### Source data ###

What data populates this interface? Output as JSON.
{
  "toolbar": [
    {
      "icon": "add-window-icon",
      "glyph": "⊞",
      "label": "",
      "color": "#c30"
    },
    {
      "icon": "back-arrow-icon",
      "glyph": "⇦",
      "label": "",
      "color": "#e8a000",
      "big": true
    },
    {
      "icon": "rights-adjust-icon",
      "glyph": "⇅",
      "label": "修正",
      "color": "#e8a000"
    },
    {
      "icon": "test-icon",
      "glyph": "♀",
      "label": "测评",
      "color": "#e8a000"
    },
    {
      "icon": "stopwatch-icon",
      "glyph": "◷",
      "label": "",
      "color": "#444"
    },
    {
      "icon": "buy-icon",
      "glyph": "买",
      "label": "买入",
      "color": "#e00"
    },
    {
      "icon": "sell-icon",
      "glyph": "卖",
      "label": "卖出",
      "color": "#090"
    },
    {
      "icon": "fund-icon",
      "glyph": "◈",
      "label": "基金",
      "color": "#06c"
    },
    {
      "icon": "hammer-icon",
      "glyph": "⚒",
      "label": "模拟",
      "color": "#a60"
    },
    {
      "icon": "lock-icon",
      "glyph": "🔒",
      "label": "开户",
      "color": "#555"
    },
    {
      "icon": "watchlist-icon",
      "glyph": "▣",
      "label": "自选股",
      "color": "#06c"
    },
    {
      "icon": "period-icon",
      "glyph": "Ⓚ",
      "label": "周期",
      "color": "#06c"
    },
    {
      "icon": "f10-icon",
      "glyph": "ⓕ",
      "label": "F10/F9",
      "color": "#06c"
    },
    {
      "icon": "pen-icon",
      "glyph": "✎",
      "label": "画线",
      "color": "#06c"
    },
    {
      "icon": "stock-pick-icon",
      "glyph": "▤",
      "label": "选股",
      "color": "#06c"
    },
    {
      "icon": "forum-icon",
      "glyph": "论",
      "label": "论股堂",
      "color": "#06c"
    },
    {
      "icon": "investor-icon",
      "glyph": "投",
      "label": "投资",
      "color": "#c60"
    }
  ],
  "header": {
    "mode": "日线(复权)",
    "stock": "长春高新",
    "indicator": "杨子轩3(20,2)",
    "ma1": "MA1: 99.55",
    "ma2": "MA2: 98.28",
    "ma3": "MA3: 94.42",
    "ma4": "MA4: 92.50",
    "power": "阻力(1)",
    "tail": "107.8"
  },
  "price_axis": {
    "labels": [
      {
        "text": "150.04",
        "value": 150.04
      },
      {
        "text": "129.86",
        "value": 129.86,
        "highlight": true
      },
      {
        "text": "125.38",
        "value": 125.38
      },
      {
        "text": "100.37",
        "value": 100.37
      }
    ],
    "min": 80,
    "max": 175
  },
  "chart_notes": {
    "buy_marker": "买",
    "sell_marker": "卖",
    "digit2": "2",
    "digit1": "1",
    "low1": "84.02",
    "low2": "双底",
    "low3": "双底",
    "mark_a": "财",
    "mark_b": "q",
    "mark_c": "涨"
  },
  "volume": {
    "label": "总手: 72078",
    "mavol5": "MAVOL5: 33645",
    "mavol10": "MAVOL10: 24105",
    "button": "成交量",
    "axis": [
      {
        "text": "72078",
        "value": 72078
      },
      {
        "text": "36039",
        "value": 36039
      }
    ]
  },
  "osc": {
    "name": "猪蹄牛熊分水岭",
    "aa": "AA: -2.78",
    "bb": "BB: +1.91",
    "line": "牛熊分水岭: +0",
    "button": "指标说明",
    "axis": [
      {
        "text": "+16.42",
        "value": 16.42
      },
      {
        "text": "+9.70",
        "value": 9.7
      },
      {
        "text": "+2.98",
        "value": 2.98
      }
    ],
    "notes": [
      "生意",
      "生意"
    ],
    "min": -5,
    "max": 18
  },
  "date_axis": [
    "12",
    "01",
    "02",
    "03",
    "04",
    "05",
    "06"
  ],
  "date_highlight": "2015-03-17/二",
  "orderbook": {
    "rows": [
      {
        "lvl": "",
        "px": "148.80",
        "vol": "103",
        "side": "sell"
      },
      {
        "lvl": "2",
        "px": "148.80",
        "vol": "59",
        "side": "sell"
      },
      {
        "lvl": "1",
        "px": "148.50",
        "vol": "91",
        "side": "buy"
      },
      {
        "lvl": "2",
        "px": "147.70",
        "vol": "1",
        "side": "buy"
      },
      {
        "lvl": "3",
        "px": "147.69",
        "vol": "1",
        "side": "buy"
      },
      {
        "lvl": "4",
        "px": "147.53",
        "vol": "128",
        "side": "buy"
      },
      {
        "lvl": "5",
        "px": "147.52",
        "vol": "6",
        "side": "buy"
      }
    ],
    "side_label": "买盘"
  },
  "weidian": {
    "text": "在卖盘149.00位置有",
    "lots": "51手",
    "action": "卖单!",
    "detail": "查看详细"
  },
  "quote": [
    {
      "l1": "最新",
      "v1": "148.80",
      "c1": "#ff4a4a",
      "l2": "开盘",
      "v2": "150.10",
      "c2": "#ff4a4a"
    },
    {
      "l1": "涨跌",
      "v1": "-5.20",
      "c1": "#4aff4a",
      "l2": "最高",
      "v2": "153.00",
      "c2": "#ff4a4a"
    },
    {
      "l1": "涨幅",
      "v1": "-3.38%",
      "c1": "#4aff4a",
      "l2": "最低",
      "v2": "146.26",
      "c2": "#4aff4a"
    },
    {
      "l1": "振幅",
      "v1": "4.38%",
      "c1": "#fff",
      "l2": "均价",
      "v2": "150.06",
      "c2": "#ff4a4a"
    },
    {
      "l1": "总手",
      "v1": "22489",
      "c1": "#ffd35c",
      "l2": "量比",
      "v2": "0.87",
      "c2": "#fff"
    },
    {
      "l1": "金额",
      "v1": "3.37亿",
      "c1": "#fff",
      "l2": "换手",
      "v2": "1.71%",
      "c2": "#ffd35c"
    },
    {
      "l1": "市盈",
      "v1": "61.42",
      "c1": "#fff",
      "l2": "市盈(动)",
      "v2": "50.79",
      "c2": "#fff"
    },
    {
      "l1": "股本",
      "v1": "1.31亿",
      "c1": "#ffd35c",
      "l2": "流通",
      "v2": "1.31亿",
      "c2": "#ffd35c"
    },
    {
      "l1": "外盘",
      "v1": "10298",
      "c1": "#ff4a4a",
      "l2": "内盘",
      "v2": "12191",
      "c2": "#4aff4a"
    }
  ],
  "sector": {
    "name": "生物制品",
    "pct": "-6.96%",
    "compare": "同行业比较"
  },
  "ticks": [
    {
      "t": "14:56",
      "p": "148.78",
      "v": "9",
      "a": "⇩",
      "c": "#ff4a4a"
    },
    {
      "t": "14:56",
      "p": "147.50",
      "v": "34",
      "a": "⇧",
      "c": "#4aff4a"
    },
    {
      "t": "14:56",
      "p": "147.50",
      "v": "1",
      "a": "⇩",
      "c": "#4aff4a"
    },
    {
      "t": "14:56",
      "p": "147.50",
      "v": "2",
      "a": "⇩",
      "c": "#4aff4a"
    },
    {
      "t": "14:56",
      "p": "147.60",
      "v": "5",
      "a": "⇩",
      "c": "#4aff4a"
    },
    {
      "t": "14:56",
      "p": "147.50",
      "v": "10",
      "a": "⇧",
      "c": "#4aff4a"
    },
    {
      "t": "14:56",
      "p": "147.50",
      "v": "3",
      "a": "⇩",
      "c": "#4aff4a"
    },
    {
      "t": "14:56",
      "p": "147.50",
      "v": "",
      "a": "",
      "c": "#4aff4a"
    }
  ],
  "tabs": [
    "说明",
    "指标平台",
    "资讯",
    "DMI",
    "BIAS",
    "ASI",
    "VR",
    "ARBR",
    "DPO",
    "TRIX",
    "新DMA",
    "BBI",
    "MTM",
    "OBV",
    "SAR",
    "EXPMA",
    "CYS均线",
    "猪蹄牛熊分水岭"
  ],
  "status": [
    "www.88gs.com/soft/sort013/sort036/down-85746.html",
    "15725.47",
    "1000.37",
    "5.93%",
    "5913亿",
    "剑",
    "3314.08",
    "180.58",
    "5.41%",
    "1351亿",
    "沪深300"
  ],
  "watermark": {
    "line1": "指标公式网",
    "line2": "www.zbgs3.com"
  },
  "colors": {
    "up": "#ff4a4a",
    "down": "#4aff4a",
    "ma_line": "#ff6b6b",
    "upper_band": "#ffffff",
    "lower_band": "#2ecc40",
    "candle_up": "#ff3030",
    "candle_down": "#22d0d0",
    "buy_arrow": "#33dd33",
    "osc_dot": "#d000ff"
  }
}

###

— Task instructions —
Looking at the records above, work out how many lines include the string "text". Give the number and nothing else.

— Response to the task —
10